### REQUEST
Work out how many lines hold the string "bevel". Give that number and nothing more.

### THE RECORDS
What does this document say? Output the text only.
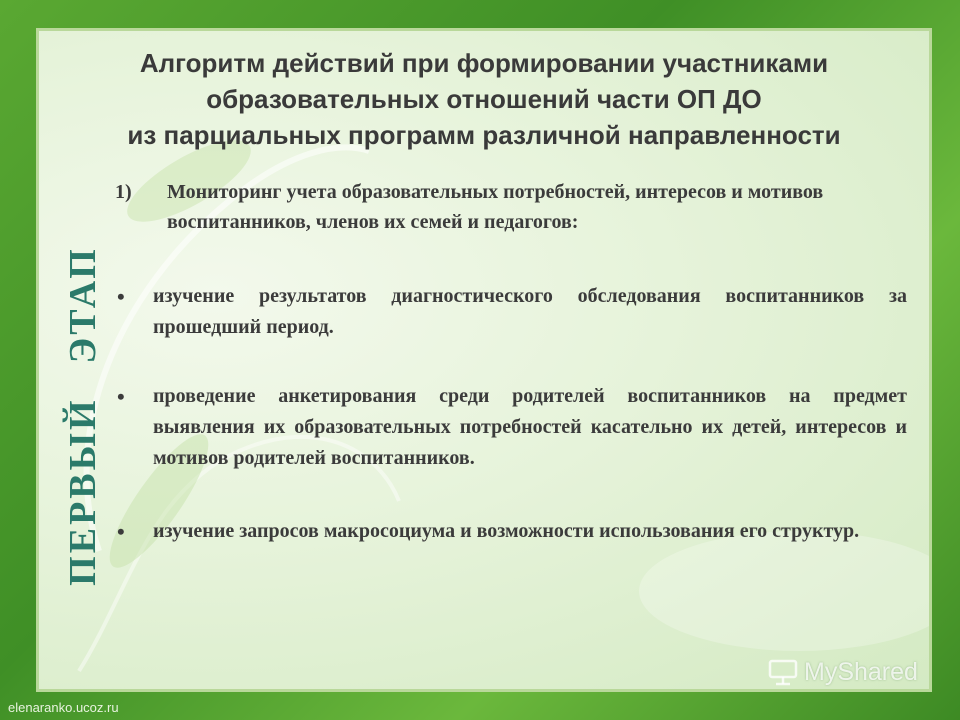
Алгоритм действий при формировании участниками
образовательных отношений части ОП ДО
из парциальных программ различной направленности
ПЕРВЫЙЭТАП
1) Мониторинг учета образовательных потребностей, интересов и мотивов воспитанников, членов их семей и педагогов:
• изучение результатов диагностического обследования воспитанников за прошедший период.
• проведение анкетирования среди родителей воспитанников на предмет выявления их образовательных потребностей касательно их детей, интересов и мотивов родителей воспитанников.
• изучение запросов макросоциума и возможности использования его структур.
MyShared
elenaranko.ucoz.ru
--
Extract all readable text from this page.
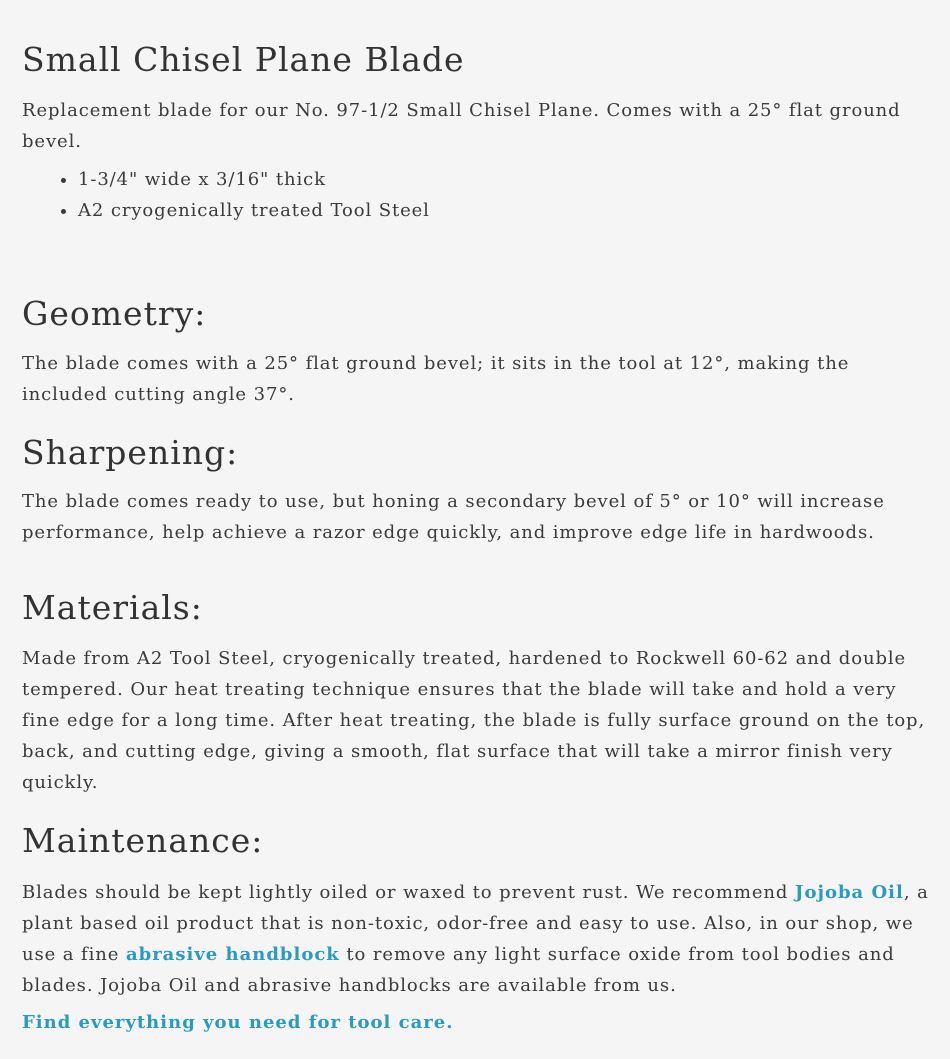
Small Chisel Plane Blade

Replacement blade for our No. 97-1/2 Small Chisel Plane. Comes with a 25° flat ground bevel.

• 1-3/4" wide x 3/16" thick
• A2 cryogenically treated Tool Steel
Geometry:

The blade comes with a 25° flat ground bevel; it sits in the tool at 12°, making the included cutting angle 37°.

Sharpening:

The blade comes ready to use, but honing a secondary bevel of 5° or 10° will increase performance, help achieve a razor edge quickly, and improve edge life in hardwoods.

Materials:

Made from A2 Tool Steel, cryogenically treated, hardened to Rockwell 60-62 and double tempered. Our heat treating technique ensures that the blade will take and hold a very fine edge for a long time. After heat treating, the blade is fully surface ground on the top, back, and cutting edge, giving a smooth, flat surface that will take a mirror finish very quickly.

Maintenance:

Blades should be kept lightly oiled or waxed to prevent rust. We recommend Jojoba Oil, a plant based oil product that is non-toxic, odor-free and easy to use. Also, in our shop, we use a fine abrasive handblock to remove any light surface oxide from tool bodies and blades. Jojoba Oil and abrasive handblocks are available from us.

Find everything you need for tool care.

### THE COMPLETED TASK
3